>>

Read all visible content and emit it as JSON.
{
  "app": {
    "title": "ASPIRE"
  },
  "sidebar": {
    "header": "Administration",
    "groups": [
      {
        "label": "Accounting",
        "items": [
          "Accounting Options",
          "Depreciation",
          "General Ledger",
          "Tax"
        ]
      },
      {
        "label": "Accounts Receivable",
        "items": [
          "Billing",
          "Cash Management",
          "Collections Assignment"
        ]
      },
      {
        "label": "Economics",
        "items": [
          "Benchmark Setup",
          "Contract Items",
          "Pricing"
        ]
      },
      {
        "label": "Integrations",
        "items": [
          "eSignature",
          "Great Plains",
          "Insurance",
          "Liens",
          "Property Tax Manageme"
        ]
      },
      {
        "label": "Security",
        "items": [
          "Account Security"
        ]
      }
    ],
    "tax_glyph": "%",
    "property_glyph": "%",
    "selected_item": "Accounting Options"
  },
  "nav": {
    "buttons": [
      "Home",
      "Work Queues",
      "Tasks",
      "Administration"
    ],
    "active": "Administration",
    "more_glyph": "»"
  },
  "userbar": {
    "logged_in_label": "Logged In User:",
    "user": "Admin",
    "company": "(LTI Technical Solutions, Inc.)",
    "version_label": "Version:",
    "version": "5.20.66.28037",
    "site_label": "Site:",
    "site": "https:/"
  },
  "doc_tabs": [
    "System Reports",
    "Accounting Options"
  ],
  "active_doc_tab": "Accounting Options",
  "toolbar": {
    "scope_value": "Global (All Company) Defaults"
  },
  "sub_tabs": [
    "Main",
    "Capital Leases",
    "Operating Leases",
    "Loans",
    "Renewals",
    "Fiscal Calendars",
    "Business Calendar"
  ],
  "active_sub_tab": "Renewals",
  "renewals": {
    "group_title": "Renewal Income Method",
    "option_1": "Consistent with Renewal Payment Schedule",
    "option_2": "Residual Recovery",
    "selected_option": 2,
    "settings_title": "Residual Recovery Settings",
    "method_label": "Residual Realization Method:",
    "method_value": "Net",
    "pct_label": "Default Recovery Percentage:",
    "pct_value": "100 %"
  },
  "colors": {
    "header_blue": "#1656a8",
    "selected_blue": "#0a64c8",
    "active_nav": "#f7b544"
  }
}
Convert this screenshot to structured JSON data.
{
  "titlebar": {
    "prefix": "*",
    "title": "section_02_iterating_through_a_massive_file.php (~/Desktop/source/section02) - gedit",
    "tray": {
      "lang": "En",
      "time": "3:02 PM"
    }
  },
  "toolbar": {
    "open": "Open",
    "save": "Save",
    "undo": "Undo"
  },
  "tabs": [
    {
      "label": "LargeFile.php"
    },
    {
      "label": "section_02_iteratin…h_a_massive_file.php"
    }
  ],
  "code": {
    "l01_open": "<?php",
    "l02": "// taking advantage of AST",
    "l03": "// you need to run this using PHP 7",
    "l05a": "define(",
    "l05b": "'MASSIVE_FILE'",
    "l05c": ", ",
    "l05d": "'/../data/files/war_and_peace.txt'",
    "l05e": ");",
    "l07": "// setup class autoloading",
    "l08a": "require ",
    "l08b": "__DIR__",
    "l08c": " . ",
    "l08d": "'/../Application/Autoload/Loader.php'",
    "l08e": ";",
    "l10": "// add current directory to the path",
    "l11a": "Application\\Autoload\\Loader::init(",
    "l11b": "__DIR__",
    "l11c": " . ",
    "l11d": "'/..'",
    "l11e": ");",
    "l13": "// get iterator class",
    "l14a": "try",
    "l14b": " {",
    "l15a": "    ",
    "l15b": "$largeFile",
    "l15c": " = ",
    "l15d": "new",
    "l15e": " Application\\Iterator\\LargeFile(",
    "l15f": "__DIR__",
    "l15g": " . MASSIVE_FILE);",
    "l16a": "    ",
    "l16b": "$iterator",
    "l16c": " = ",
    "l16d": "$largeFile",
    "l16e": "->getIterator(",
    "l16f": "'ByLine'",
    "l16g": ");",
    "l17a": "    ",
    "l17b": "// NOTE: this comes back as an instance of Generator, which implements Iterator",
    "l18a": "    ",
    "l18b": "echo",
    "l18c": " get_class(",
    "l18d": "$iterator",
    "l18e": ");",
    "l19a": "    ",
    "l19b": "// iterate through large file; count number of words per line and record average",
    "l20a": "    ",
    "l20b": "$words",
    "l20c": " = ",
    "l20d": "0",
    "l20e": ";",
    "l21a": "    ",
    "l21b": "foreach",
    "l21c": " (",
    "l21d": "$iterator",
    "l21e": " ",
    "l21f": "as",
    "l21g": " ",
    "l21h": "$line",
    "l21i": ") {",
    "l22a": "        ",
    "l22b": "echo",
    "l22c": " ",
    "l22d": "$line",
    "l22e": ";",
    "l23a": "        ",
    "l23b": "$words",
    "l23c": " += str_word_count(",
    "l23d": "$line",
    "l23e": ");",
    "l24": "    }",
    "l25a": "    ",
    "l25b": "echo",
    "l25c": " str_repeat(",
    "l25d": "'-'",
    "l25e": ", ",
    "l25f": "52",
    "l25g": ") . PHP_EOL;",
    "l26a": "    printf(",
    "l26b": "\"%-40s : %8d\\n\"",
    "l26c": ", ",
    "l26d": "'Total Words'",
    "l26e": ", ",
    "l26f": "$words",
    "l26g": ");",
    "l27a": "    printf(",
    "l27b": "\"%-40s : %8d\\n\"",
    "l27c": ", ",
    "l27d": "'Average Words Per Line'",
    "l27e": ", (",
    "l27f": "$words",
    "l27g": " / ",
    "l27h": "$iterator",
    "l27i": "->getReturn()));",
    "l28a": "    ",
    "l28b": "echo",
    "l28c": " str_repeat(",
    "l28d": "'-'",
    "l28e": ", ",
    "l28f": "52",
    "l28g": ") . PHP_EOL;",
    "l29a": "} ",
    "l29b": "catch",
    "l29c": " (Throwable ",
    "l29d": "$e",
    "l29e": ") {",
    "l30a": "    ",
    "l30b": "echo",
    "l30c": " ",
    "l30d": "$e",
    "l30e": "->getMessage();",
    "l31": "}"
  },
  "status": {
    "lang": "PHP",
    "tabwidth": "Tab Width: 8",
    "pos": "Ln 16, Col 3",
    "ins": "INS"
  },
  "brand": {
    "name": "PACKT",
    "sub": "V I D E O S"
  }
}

<<

▶ _Written request_:
Which lines hold the word "this"? Copy all of them.

▶ _Solution to the problem_:
Convert this screenshot to structured JSON data.
    "l03": "// you need to run this using PHP 7",
    "l17b": "// NOTE: this comes back as an instance of Generator, which implements Iterator",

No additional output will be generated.